_Supplied text:_
════
13 thoughts on “The Evolution Of Cooperation”

  1. But you may find the idea of a supreme being usefull as an easy way to present socially usefull human value judgements.

  2. Bah. I don’t need to “feel watched” to play nice.

    But if you’re not playing nice, you ARE being watched. By me. And my Big Stick of Justice.

    Further, I don’t think this experiment (as described) even shows that religious priming encourages cooperation. Rather, I agree (more or less) with their second hypothsis:

    The second hypothesis is that religious primes “activate cultural norms pertaining to fairness and its enforcement and occasion behavior consistent with those norms.”

    I think it shows how differently we treat “group members” and “the other.” Religions teach us that we all have souls given to us by God; that we are all the same (more or less, to simplfy greatly and ignore lots of other stuff). I think that would prime us to treat the other people in the game as equals, rather than as “marks”.
════
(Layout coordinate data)
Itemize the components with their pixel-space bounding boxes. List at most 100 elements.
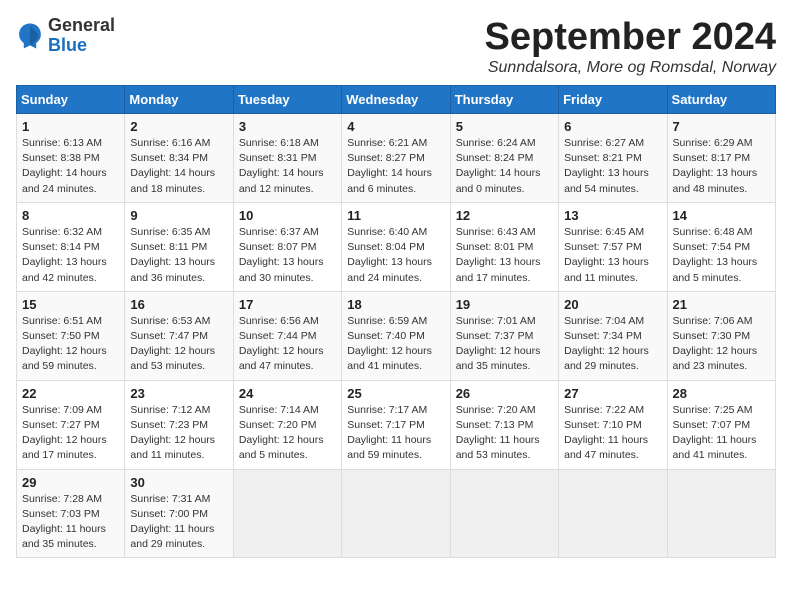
day-number: 29 xyxy=(22,475,119,490)
calendar-day-cell: 27 Sunrise: 7:22 AM Sunset: 7:10 PM Dayli… xyxy=(559,380,667,469)
day-number: 13 xyxy=(564,208,661,223)
day-number: 24 xyxy=(239,386,336,401)
day-info: Sunrise: 6:21 AM Sunset: 8:27 PM Dayligh… xyxy=(347,136,444,197)
day-number: 17 xyxy=(239,297,336,312)
weekday-header: Thursday xyxy=(450,86,558,114)
day-number: 4 xyxy=(347,119,444,134)
calendar-day-cell: 15 Sunrise: 6:51 AM Sunset: 7:50 PM Dayli… xyxy=(17,291,125,380)
day-info: Sunrise: 6:48 AM Sunset: 7:54 PM Dayligh… xyxy=(673,225,770,286)
weekday-header: Wednesday xyxy=(342,86,450,114)
calendar-week-row: 1 Sunrise: 6:13 AM Sunset: 8:38 PM Daylig… xyxy=(17,114,776,203)
weekday-header: Tuesday xyxy=(233,86,341,114)
day-number: 9 xyxy=(130,208,227,223)
logo-icon xyxy=(16,22,44,50)
calendar-day-cell xyxy=(342,469,450,558)
day-info: Sunrise: 6:32 AM Sunset: 8:14 PM Dayligh… xyxy=(22,225,119,286)
calendar-week-row: 8Sunrise: 6:32 AM Sunset: 8:14 PM Daylig… xyxy=(17,202,776,291)
day-info: Sunrise: 6:24 AM Sunset: 8:24 PM Dayligh… xyxy=(456,136,553,197)
day-info: Sunrise: 7:25 AM Sunset: 7:07 PM Dayligh… xyxy=(673,403,770,464)
day-number: 7 xyxy=(673,119,770,134)
day-info: Sunrise: 6:29 AM Sunset: 8:17 PM Dayligh… xyxy=(673,136,770,197)
day-info: Sunrise: 7:22 AM Sunset: 7:10 PM Dayligh… xyxy=(564,403,661,464)
day-info: Sunrise: 6:27 AM Sunset: 8:21 PM Dayligh… xyxy=(564,136,661,197)
calendar-header-row: SundayMondayTuesdayWednesdayThursdayFrid… xyxy=(17,86,776,114)
day-info: Sunrise: 6:59 AM Sunset: 7:40 PM Dayligh… xyxy=(347,314,444,375)
calendar-week-row: 15 Sunrise: 6:51 AM Sunset: 7:50 PM Dayli… xyxy=(17,291,776,380)
month-title: September 2024 xyxy=(485,16,777,59)
day-info: Sunrise: 6:43 AM Sunset: 8:01 PM Dayligh… xyxy=(456,225,553,286)
weekday-header: Monday xyxy=(125,86,233,114)
logo-text: General Blue xyxy=(48,16,115,56)
calendar-day-cell: 13 Sunrise: 6:45 AM Sunset: 7:57 PM Dayli… xyxy=(559,202,667,291)
day-number: 10 xyxy=(239,208,336,223)
day-info: Sunrise: 6:40 AM Sunset: 8:04 PM Dayligh… xyxy=(347,225,444,286)
calendar-day-cell: 11 Sunrise: 6:40 AM Sunset: 8:04 PM Dayli… xyxy=(342,202,450,291)
calendar-day-cell: 8Sunrise: 6:32 AM Sunset: 8:14 PM Daylig… xyxy=(17,202,125,291)
calendar-day-cell: 23 Sunrise: 7:12 AM Sunset: 7:23 PM Dayli… xyxy=(125,380,233,469)
day-number: 6 xyxy=(564,119,661,134)
calendar-day-cell: 14 Sunrise: 6:48 AM Sunset: 7:54 PM Dayli… xyxy=(667,202,775,291)
calendar-day-cell: 4 Sunrise: 6:21 AM Sunset: 8:27 PM Daylig… xyxy=(342,114,450,203)
logo: General Blue xyxy=(16,16,115,56)
day-info: Sunrise: 7:28 AM Sunset: 7:03 PM Dayligh… xyxy=(22,492,119,553)
calendar-day-cell: 5 Sunrise: 6:24 AM Sunset: 8:24 PM Daylig… xyxy=(450,114,558,203)
day-number: 21 xyxy=(673,297,770,312)
calendar-day-cell: 16Sunrise: 6:53 AM Sunset: 7:47 PM Dayli… xyxy=(125,291,233,380)
calendar-day-cell: 2 Sunrise: 6:16 AM Sunset: 8:34 PM Daylig… xyxy=(125,114,233,203)
day-info: Sunrise: 7:17 AM Sunset: 7:17 PM Dayligh… xyxy=(347,403,444,464)
day-number: 12 xyxy=(456,208,553,223)
logo-blue-text: Blue xyxy=(48,36,115,56)
calendar-day-cell xyxy=(559,469,667,558)
calendar-day-cell: 19Sunrise: 7:01 AM Sunset: 7:37 PM Dayli… xyxy=(450,291,558,380)
day-info: Sunrise: 7:14 AM Sunset: 7:20 PM Dayligh… xyxy=(239,403,336,464)
weekday-header: Friday xyxy=(559,86,667,114)
day-info: Sunrise: 7:04 AM Sunset: 7:34 PM Dayligh… xyxy=(564,314,661,375)
day-number: 5 xyxy=(456,119,553,134)
logo-general-text: General xyxy=(48,16,115,36)
day-info: Sunrise: 6:45 AM Sunset: 7:57 PM Dayligh… xyxy=(564,225,661,286)
day-info: Sunrise: 7:09 AM Sunset: 7:27 PM Dayligh… xyxy=(22,403,119,464)
day-number: 27 xyxy=(564,386,661,401)
day-info: Sunrise: 6:16 AM Sunset: 8:34 PM Dayligh… xyxy=(130,136,227,197)
calendar-day-cell: 10 Sunrise: 6:37 AM Sunset: 8:07 PM Dayli… xyxy=(233,202,341,291)
day-info: Sunrise: 6:37 AM Sunset: 8:07 PM Dayligh… xyxy=(239,225,336,286)
day-info: Sunrise: 6:51 AM Sunset: 7:50 PM Dayligh… xyxy=(22,314,119,375)
day-number: 28 xyxy=(673,386,770,401)
calendar-day-cell: 22 Sunrise: 7:09 AM Sunset: 7:27 PM Dayli… xyxy=(17,380,125,469)
calendar-day-cell: 1 Sunrise: 6:13 AM Sunset: 8:38 PM Daylig… xyxy=(17,114,125,203)
day-info: Sunrise: 6:35 AM Sunset: 8:11 PM Dayligh… xyxy=(130,225,227,286)
day-number: 18 xyxy=(347,297,444,312)
day-info: Sunrise: 7:20 AM Sunset: 7:13 PM Dayligh… xyxy=(456,403,553,464)
calendar-day-cell: 6 Sunrise: 6:27 AM Sunset: 8:21 PM Daylig… xyxy=(559,114,667,203)
calendar-day-cell: 7 Sunrise: 6:29 AM Sunset: 8:17 PM Daylig… xyxy=(667,114,775,203)
day-number: 1 xyxy=(22,119,119,134)
calendar-day-cell: 12 Sunrise: 6:43 AM Sunset: 8:01 PM Dayli… xyxy=(450,202,558,291)
day-number: 22 xyxy=(22,386,119,401)
day-number: 30 xyxy=(130,475,227,490)
day-number: 23 xyxy=(130,386,227,401)
day-number: 15 xyxy=(22,297,119,312)
day-info: Sunrise: 7:31 AM Sunset: 7:00 PM Dayligh… xyxy=(130,492,227,553)
calendar-week-row: 29 Sunrise: 7:28 AM Sunset: 7:03 PM Dayli… xyxy=(17,469,776,558)
calendar-day-cell: 24 Sunrise: 7:14 AM Sunset: 7:20 PM Dayli… xyxy=(233,380,341,469)
calendar-day-cell: 18 Sunrise: 6:59 AM Sunset: 7:40 PM Dayli… xyxy=(342,291,450,380)
weekday-header: Saturday xyxy=(667,86,775,114)
day-number: 11 xyxy=(347,208,444,223)
day-info: Sunrise: 7:12 AM Sunset: 7:23 PM Dayligh… xyxy=(130,403,227,464)
calendar-day-cell: 21Sunrise: 7:06 AM Sunset: 7:30 PM Dayli… xyxy=(667,291,775,380)
calendar-day-cell: 29 Sunrise: 7:28 AM Sunset: 7:03 PM Dayli… xyxy=(17,469,125,558)
calendar-day-cell: 26Sunrise: 7:20 AM Sunset: 7:13 PM Dayli… xyxy=(450,380,558,469)
calendar-day-cell: 17Sunrise: 6:56 AM Sunset: 7:44 PM Dayli… xyxy=(233,291,341,380)
weekday-header: Sunday xyxy=(17,86,125,114)
day-number: 2 xyxy=(130,119,227,134)
day-number: 19 xyxy=(456,297,553,312)
day-info: Sunrise: 6:53 AM Sunset: 7:47 PM Dayligh… xyxy=(130,314,227,375)
calendar-day-cell: 20Sunrise: 7:04 AM Sunset: 7:34 PM Dayli… xyxy=(559,291,667,380)
calendar-day-cell xyxy=(233,469,341,558)
day-number: 14 xyxy=(673,208,770,223)
day-info: Sunrise: 6:13 AM Sunset: 8:38 PM Dayligh… xyxy=(22,136,119,197)
calendar-week-row: 22 Sunrise: 7:09 AM Sunset: 7:27 PM Dayli… xyxy=(17,380,776,469)
calendar-day-cell: 30 Sunrise: 7:31 AM Sunset: 7:00 PM Dayli… xyxy=(125,469,233,558)
location-subtitle: Sunndalsora, More og Romsdal, Norway xyxy=(485,59,777,77)
calendar-day-cell: 25Sunrise: 7:17 AM Sunset: 7:17 PM Dayli… xyxy=(342,380,450,469)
════
_To be done:_
**1.** Reproduce everything in the comment thread on cooperation from "13 thoughts on" down to "human value judgements.".
**2.** Please condense the paragraph of the comment thread on cooperation that begins "I think it shows how differently" into a shorter version that keeps its main points.
**3.** Write what comes next in the comment thread on cooperation, picking up after its final sentence.

_Answers for this exercise:_
**1.**
13 thoughts on “The Evolution Of Cooperation”

  1. But you may find the idea of a supreme being usefull as an easy way to present socially usefull human value judgements.

**2.** The commenter thinks the experiment shows how differently people treat "group members" and "the other." Because religions teach that everyone has a God-given soul and that all are essentially the same, religious priming would lead players to treat others in the game as equals rather than as "marks."

**3.**
    By the way, I’ve played the dictator game. I always offer 50% precisely, and always turn down anything less than 50% precisely. I don’t need the money, and anyone who tries to take more than a fair split clearly needs to learn a lesson.

  3. It’s pretty sloppy research. Fails the “correlation is not causation” test, and when even Wikipedia editors can criticize your work you’re kind of an idiot.

    A pity, really, since the ideas are, indeed, intriguing. Myself, I feel the existence of religion needs very little in the way of additional explanation. You’ve got three very obvious candidates:

    (1) It’s all actually true: there’s a Big Fella keeping a close eye on us. (That’s for you, ken. Good scientists include all hypotheses not actually ruled out by evidence.)

    (2) We are so wired to detect patterns in noisy data that we will routinely detect patterns in what is actually pure noise. OMG! Ogg was struck by lightning mere moments after he spat on the shaman! It must all be true!

    (3) Our psychologies of reward and punishment, right and wrong, are branded into us at a deep level when we are ages 1 through 4, by Mom and Dad, who at that age are perfectly indistinguishable from gods, and our later intellectualization of our morals can’t really dent the primitive emotional circuits that were etched into our hypothalamus.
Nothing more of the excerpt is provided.